▸ **Material provided**:
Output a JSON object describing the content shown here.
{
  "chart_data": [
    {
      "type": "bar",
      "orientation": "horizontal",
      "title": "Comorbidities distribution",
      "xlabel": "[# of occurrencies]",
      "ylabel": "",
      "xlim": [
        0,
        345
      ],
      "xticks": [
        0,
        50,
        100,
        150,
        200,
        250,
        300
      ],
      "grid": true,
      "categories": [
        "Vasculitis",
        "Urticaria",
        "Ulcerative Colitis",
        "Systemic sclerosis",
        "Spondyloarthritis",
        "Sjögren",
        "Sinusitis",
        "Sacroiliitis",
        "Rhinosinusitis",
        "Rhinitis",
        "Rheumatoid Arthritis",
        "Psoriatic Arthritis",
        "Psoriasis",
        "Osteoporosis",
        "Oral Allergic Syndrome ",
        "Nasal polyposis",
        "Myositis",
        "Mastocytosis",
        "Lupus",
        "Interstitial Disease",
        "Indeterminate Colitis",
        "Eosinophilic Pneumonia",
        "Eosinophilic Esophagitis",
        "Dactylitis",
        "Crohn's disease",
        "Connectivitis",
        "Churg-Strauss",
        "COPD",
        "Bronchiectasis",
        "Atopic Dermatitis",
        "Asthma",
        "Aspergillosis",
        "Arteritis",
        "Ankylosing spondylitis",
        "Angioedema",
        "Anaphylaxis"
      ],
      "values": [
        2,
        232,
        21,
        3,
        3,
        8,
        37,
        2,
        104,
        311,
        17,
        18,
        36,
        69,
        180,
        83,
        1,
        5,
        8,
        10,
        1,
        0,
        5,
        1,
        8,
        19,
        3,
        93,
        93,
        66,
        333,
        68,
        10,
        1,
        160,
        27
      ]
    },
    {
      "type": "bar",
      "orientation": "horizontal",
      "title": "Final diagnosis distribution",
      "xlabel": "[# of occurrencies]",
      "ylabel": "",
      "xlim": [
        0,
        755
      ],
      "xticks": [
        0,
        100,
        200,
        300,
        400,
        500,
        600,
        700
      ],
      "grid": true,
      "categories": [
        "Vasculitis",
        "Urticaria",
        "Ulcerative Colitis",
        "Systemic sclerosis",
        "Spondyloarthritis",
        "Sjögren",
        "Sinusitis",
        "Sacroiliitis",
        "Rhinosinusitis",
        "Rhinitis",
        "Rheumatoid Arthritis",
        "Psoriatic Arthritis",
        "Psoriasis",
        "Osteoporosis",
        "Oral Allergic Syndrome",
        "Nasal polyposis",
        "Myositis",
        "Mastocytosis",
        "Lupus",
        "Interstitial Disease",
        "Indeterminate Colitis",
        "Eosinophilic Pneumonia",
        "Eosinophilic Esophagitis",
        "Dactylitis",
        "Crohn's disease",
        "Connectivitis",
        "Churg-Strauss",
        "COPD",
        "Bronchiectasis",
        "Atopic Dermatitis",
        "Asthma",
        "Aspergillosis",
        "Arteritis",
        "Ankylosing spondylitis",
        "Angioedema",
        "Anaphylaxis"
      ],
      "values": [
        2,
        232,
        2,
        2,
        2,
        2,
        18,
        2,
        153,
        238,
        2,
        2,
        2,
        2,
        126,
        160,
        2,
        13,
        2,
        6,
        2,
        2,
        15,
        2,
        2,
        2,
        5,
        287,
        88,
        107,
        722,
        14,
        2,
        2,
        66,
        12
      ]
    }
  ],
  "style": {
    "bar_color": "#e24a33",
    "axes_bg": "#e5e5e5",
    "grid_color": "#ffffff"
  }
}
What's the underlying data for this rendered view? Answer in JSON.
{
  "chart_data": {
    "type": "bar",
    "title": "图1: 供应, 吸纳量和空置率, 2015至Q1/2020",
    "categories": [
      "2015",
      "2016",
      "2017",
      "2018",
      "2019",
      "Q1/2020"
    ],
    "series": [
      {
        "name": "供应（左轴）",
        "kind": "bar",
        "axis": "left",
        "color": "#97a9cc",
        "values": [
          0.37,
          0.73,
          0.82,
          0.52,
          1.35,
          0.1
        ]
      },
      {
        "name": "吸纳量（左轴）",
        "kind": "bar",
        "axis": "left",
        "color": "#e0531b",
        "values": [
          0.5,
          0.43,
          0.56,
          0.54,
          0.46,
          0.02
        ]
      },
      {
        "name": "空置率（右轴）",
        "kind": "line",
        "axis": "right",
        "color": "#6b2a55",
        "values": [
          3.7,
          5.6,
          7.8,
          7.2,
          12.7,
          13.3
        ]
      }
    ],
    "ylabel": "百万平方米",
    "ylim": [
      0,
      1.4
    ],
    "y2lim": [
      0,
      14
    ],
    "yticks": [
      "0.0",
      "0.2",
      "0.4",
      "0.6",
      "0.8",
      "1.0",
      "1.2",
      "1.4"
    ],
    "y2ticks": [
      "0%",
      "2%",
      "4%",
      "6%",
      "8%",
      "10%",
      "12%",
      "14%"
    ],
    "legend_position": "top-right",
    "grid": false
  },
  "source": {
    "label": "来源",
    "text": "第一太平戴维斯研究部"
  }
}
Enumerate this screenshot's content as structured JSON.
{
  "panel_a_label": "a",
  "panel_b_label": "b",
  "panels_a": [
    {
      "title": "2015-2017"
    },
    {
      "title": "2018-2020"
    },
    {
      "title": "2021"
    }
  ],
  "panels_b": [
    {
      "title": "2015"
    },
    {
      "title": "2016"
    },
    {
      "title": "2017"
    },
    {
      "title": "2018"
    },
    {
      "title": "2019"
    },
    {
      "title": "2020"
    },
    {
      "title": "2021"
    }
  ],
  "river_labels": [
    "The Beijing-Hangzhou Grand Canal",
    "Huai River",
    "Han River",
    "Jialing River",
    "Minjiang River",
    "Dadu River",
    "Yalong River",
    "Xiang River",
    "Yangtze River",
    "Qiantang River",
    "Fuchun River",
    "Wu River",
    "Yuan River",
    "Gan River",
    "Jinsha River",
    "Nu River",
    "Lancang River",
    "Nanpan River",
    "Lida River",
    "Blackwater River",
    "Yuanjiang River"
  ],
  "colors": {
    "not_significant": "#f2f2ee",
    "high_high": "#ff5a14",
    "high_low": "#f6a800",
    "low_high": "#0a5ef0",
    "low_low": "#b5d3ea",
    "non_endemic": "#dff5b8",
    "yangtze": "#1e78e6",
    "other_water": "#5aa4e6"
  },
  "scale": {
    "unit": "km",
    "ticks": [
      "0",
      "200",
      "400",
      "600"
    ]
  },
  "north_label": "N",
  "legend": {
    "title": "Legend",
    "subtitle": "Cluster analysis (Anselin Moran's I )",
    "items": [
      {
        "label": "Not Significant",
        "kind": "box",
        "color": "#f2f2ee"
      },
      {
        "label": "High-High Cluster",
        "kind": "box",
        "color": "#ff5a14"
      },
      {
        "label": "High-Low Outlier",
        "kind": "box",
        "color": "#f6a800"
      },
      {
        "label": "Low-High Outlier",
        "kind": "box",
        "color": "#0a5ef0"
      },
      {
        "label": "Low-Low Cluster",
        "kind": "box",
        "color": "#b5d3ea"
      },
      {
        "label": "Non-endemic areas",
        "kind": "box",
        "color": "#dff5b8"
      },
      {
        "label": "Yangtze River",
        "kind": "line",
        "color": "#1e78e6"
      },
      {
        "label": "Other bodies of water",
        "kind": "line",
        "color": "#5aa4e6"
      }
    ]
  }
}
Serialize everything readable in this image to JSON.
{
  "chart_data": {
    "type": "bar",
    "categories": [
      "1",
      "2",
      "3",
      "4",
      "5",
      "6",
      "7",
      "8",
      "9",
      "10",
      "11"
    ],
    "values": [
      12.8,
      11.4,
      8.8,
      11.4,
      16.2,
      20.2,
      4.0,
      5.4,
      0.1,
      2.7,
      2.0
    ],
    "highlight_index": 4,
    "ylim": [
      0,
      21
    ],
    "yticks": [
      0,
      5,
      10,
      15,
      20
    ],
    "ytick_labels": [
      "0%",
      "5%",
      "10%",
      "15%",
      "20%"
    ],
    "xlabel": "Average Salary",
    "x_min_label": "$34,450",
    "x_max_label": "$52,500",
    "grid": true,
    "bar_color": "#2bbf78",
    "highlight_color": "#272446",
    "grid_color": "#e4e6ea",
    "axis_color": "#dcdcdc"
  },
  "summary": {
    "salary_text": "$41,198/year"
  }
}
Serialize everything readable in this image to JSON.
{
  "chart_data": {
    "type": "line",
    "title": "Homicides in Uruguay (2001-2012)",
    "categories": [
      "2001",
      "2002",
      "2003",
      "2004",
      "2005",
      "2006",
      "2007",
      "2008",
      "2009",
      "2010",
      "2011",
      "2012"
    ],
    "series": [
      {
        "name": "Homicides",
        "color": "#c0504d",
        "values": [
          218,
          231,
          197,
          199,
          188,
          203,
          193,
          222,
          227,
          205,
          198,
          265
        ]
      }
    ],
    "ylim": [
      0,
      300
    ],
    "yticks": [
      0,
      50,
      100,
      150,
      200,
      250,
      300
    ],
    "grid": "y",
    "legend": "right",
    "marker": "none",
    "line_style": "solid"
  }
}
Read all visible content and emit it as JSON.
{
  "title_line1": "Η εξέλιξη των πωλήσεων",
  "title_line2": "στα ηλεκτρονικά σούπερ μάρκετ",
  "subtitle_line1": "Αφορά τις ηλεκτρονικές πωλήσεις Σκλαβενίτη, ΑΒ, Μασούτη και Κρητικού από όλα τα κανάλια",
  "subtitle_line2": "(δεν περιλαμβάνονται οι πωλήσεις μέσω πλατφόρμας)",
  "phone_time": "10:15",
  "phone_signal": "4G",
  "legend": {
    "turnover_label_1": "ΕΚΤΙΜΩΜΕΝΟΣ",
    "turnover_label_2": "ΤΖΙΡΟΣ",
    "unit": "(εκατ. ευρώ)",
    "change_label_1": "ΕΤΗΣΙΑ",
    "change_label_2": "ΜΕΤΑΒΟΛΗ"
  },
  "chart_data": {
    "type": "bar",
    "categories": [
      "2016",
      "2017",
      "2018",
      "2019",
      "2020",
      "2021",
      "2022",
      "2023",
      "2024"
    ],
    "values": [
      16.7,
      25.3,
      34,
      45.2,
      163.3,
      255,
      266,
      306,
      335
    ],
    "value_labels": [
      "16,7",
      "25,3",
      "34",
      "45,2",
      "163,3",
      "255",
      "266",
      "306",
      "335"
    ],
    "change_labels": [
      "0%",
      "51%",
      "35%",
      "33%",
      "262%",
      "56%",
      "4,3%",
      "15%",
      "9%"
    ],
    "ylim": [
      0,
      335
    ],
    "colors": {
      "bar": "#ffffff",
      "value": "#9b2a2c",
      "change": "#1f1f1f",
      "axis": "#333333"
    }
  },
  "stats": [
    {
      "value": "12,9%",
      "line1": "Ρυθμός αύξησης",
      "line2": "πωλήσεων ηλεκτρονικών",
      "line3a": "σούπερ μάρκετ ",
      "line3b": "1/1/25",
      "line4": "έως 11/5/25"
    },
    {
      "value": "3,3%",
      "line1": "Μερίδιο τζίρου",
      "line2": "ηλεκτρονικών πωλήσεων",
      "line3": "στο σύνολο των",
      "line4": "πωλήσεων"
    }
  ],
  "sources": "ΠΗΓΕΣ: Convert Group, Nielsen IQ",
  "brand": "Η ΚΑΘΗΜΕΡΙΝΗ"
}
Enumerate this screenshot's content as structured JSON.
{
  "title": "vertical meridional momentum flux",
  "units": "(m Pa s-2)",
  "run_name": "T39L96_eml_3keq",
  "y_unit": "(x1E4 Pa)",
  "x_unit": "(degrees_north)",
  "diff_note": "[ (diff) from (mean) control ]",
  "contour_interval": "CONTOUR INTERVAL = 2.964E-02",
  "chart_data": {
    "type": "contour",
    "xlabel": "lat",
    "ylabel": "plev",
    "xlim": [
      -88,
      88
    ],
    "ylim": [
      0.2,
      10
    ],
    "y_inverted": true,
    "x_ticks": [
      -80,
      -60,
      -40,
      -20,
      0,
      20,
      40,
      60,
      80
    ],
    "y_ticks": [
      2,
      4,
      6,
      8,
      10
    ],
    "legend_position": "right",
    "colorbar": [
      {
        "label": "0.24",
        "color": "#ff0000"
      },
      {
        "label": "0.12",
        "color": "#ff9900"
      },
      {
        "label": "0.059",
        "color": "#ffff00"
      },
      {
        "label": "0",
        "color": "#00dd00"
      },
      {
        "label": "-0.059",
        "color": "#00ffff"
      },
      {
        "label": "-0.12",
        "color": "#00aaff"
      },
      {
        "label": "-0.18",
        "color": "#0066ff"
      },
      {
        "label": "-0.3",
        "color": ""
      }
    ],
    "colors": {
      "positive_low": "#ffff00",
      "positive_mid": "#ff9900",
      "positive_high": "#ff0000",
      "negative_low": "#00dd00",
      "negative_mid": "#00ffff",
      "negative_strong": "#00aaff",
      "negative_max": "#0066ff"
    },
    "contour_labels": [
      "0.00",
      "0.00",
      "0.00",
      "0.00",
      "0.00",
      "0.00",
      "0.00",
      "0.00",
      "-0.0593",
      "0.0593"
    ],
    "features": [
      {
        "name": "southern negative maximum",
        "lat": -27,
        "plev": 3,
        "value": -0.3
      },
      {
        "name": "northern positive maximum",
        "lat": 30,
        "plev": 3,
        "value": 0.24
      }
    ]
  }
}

▸ **Your instructions**: Look over the listing. Pull out every line with the string "content" in it.

▸ **Task result**:
Output a JSON object describing the content shown here.
Enumerate this screenshot's content as structured JSON.
Read all visible content and emit it as JSON.
Enumerate this screenshot's content as structured JSON.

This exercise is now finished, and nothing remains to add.